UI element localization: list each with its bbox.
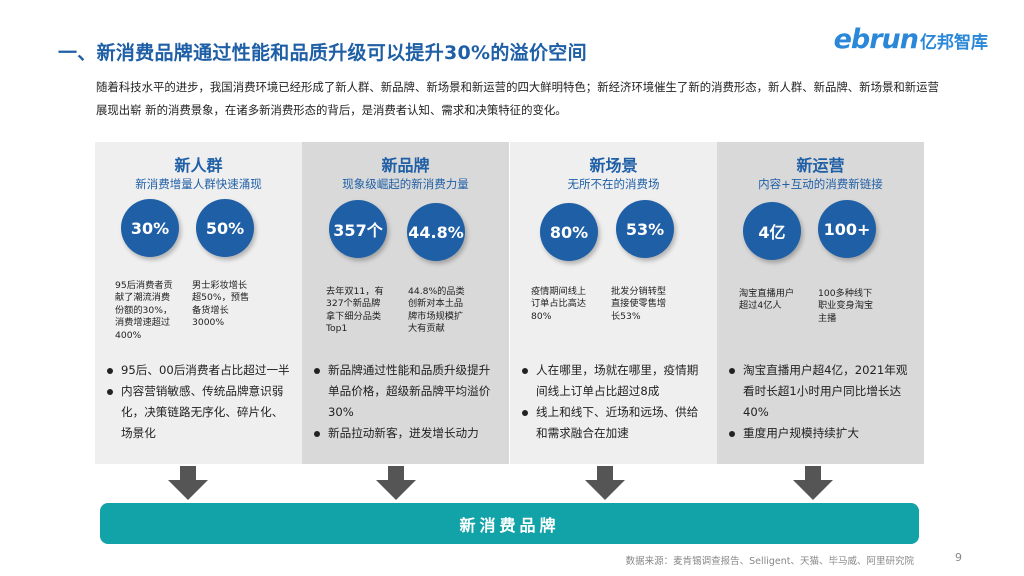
brand-logo: ebrun 亿邦智库 xyxy=(834,24,988,55)
bullet-item: 线上和线下、近场和远场、供给和需求融合在加速 xyxy=(522,402,709,444)
bullet-item: 重度用户规模持续扩大 xyxy=(729,423,916,444)
page-title: 一、新消费品牌通过性能和品质升级可以提升30%的溢价空间 xyxy=(58,42,587,64)
card-new-people: 新人群 新消费增量人群快速涌现 30% 50% 95后消费者贡 献了潮流消费 份… xyxy=(95,142,302,464)
stat-note: 95后消费者贡 献了潮流消费 份额的30%， 消费增速超过 400% xyxy=(115,280,173,341)
card-subtitle: 无所不在的消费场 xyxy=(567,177,660,191)
bullet-item: 新品牌通过性能和品质升级提升单品价格，超级新品牌平均溢价30% xyxy=(314,360,501,423)
data-source: 数据来源：麦肯锡调查报告、Selligent、天猫、毕马威、阿里研究院 xyxy=(625,556,914,567)
stat-circle: 357个 xyxy=(329,200,387,258)
stat-circle: 4亿 xyxy=(743,202,801,260)
stat-note: 疫情期间线上 订单占比高达 80% xyxy=(531,286,587,322)
card-subtitle: 现象级崛起的新消费力量 xyxy=(342,177,469,191)
logo-text-en: ebrun xyxy=(833,24,919,55)
bullet-item: 95后、00后消费者占比超过一半 xyxy=(107,360,294,381)
bullet-list: 淘宝直播用户超4亿，2021年观看时长超1小时用户同比增长达40% 重度用户规模… xyxy=(729,360,916,444)
bullet-list: 人在哪里，场就在哪里，疫情期间线上订单占比超过8成 线上和线下、近场和远场、供给… xyxy=(522,360,709,444)
stat-note: 淘宝直播用户 超过4亿人 xyxy=(739,288,795,312)
bullet-item: 人在哪里，场就在哪里，疫情期间线上订单占比超过8成 xyxy=(522,360,709,402)
stat-circle: 50% xyxy=(196,199,254,257)
page-number: 9 xyxy=(955,551,962,564)
stat-circle: 100+ xyxy=(818,200,876,258)
logo-text-cn: 亿邦智库 xyxy=(920,33,988,53)
stat-note: 男士彩妆增长 超50%，预售 备货增长 3000% xyxy=(192,280,250,329)
stat-circle: 80% xyxy=(540,203,598,261)
stat-note: 100多种线下 职业变身淘宝 主播 xyxy=(818,288,874,324)
card-new-operation: 新运营 内容+互动的消费新链接 4亿 100+ 淘宝直播用户 超过4亿人 100… xyxy=(717,142,924,464)
bullet-list: 95后、00后消费者占比超过一半 内容营销敏感、传统品牌意识弱化，决策链路无序化… xyxy=(107,360,294,444)
bullet-list: 新品牌通过性能和品质升级提升单品价格，超级新品牌平均溢价30% 新品拉动新客，迸… xyxy=(314,360,501,444)
bullet-item: 内容营销敏感、传统品牌意识弱化，决策链路无序化、碎片化、场景化 xyxy=(107,381,294,444)
stat-circle: 44.8% xyxy=(407,203,465,261)
bullet-item: 淘宝直播用户超4亿，2021年观看时长超1小时用户同比增长达40% xyxy=(729,360,916,423)
intro-paragraph: 随着科技水平的进步，我国消费环境已经形成了新人群、新品牌、新场景和新运营的四大鲜… xyxy=(96,80,939,117)
card-subtitle: 内容+互动的消费新链接 xyxy=(758,177,883,191)
card-title: 新人群 xyxy=(174,156,223,175)
stat-circle: 53% xyxy=(616,200,674,258)
stat-circle: 30% xyxy=(121,199,179,257)
card-title: 新运营 xyxy=(796,156,845,175)
bullet-item: 新品拉动新客，迸发增长动力 xyxy=(314,423,501,444)
card-subtitle: 新消费增量人群快速涌现 xyxy=(135,177,262,191)
stat-note: 44.8%的品类 创新对本土品 牌市场规模扩 大有贡献 xyxy=(408,286,465,335)
new-consumer-brand-bar: 新消费品牌 xyxy=(100,503,919,544)
stat-note: 去年双11，有 327个新品牌 拿下细分品类 Top1 xyxy=(326,286,384,335)
stat-note: 批发分销转型 直接使零售增 长53% xyxy=(611,286,667,322)
card-title: 新场景 xyxy=(589,156,638,175)
card-new-brand: 新品牌 现象级崛起的新消费力量 357个 44.8% 去年双11，有 327个新… xyxy=(302,142,509,464)
card-new-scene: 新场景 无所不在的消费场 80% 53% 疫情期间线上 订单占比高达 80% 批… xyxy=(510,142,717,464)
card-title: 新品牌 xyxy=(381,156,430,175)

WORK REQUIRED = Extract the lines of the listing above, from the line containing "brand-logo: ebrun 亿邦智库 xyxy=(834,24,988,55)" up to and including the line containing "bullet-list: 新品牌通过性能和品质升级提升单品价格，超级新品牌平均溢价30% 新品拉动新客，迸…", and repeat them verbatim.

COMPLETED EXERCISE =
brand-logo: ebrun 亿邦智库 xyxy=(834,24,988,55)
bullet-item: 线上和线下、近场和远场、供给和需求融合在加速 xyxy=(522,402,709,444)
bullet-item: 重度用户规模持续扩大 xyxy=(729,423,916,444)
page-title: 一、新消费品牌通过性能和品质升级可以提升30%的溢价空间 xyxy=(58,42,587,64)
card-new-people: 新人群 新消费增量人群快速涌现 30% 50% 95后消费者贡 献了潮流消费 份… xyxy=(95,142,302,464)
stat-note: 95后消费者贡 献了潮流消费 份额的30%， 消费增速超过 400% xyxy=(115,280,173,341)
card-subtitle: 无所不在的消费场 xyxy=(567,177,660,191)
bullet-item: 新品牌通过性能和品质升级提升单品价格，超级新品牌平均溢价30% xyxy=(314,360,501,423)
data-source: 数据来源：麦肯锡调查报告、Selligent、天猫、毕马威、阿里研究院 xyxy=(625,556,914,567)
stat-circle: 357个 xyxy=(329,200,387,258)
stat-circle: 4亿 xyxy=(743,202,801,260)
stat-note: 疫情期间线上 订单占比高达 80% xyxy=(531,286,587,322)
card-subtitle: 现象级崛起的新消费力量 xyxy=(342,177,469,191)
logo-text-en: ebrun xyxy=(833,24,919,55)
bullet-item: 95后、00后消费者占比超过一半 xyxy=(107,360,294,381)
bullet-list: 淘宝直播用户超4亿，2021年观看时长超1小时用户同比增长达40% 重度用户规模… xyxy=(729,360,916,444)
bullet-list: 人在哪里，场就在哪里，疫情期间线上订单占比超过8成 线上和线下、近场和远场、供给… xyxy=(522,360,709,444)
stat-note: 淘宝直播用户 超过4亿人 xyxy=(739,288,795,312)
bullet-item: 人在哪里，场就在哪里，疫情期间线上订单占比超过8成 xyxy=(522,360,709,402)
stat-circle: 50% xyxy=(196,199,254,257)
page-number: 9 xyxy=(955,551,962,564)
stat-circle: 100+ xyxy=(818,200,876,258)
logo-text-cn: 亿邦智库 xyxy=(920,33,988,53)
stat-note: 男士彩妆增长 超50%，预售 备货增长 3000% xyxy=(192,280,250,329)
stat-circle: 80% xyxy=(540,203,598,261)
stat-note: 100多种线下 职业变身淘宝 主播 xyxy=(818,288,874,324)
card-new-operation: 新运营 内容+互动的消费新链接 4亿 100+ 淘宝直播用户 超过4亿人 100… xyxy=(717,142,924,464)
bullet-list: 95后、00后消费者占比超过一半 内容营销敏感、传统品牌意识弱化，决策链路无序化… xyxy=(107,360,294,444)
bullet-list: 新品牌通过性能和品质升级提升单品价格，超级新品牌平均溢价30% 新品拉动新客，迸… xyxy=(314,360,501,444)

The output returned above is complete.